**YOUR OBJECTIVE**
Examine each line of the data. Copy those that contain the string "subtitle".

Stored data
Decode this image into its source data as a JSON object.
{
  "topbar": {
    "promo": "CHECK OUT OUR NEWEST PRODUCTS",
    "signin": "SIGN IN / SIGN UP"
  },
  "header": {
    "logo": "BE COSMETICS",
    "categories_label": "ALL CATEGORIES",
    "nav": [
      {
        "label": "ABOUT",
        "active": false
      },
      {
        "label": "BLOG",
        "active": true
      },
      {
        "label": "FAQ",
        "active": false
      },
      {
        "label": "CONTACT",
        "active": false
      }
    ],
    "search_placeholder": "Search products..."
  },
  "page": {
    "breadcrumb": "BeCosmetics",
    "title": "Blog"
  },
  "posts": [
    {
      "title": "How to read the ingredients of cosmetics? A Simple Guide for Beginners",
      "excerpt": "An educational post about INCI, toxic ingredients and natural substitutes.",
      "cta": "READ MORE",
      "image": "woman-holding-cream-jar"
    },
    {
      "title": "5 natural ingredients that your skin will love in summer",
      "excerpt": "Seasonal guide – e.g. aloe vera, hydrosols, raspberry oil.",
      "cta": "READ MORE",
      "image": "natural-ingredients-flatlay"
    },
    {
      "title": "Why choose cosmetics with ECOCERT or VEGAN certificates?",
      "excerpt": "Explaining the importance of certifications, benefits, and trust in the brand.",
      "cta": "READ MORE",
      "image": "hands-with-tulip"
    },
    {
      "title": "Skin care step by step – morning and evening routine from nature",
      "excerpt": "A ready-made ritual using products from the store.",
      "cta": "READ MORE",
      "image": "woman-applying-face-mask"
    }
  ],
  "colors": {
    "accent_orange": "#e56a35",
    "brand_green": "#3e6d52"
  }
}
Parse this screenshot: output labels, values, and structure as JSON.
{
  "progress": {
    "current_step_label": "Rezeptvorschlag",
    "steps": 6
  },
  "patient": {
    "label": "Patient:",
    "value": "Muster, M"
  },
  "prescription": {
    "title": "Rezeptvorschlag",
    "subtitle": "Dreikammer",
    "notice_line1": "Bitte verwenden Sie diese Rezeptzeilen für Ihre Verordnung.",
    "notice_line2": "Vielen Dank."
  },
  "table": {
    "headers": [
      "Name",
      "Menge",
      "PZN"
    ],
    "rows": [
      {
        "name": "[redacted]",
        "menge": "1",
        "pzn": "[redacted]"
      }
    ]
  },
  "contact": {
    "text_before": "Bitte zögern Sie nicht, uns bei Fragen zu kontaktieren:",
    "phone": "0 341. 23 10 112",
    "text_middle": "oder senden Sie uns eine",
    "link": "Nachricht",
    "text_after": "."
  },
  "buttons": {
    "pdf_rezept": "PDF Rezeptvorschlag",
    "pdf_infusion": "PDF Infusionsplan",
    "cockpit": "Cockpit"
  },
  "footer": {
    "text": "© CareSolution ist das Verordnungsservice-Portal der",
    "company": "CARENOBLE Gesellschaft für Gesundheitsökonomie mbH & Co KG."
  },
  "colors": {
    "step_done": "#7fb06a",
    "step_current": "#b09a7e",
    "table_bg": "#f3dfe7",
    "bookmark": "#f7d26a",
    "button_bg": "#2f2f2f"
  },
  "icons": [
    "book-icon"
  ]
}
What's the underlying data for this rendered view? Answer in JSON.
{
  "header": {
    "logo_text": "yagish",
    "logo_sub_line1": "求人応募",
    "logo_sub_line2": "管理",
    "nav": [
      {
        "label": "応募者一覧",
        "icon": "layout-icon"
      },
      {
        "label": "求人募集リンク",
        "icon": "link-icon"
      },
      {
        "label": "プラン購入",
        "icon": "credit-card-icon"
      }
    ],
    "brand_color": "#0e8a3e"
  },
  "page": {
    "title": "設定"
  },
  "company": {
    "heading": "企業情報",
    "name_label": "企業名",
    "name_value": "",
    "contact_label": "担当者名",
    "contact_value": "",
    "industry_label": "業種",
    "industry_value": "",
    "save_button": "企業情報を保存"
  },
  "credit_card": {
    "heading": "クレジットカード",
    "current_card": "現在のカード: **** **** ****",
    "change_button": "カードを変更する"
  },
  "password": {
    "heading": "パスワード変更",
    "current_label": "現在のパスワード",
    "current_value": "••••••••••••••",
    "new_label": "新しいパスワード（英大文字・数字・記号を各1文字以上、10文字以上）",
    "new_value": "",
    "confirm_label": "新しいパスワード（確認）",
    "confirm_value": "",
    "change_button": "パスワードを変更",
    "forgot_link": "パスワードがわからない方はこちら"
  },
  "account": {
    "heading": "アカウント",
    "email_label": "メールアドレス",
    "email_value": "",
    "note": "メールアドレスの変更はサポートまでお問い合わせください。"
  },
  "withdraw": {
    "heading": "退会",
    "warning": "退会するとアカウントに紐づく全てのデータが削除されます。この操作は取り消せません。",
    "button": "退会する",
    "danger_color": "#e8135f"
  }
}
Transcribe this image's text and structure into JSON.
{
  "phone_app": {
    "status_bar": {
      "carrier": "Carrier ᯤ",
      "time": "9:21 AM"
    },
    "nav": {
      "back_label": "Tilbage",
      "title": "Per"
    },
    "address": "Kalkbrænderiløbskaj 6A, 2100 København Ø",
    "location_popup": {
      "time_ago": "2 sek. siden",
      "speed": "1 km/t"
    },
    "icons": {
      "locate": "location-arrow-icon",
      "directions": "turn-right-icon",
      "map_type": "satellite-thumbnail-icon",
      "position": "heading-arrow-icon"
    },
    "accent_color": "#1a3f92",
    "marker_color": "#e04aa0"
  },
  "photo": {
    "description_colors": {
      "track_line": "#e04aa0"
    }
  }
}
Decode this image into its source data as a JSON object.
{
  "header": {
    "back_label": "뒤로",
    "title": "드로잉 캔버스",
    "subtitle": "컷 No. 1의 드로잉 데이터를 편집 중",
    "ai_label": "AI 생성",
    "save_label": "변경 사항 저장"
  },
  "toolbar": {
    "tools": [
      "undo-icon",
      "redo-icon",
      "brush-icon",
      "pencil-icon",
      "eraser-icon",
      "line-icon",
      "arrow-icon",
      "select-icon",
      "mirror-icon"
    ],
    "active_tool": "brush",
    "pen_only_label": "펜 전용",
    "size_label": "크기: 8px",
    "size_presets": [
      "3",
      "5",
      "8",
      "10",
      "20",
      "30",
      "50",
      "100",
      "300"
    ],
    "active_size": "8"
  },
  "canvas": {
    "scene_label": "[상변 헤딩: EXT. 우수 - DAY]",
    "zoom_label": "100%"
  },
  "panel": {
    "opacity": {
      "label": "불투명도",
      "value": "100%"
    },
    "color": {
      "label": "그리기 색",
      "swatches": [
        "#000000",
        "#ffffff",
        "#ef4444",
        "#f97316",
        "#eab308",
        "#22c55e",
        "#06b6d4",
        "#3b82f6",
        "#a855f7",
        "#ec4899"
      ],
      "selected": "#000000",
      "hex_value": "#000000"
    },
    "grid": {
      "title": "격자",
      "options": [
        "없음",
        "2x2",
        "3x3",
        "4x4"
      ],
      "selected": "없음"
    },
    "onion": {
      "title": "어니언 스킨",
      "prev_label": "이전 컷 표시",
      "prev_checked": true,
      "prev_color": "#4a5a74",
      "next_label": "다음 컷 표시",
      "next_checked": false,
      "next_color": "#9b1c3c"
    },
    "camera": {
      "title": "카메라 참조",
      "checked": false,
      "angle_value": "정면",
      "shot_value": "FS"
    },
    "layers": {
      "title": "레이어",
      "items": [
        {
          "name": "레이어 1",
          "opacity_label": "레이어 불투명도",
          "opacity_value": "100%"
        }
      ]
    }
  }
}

**OUTPUT OF THE EXERCISE**
    "subtitle": "Dreikammer",
    "subtitle": "컷 No. 1의 드로잉 데이터를 편집 중",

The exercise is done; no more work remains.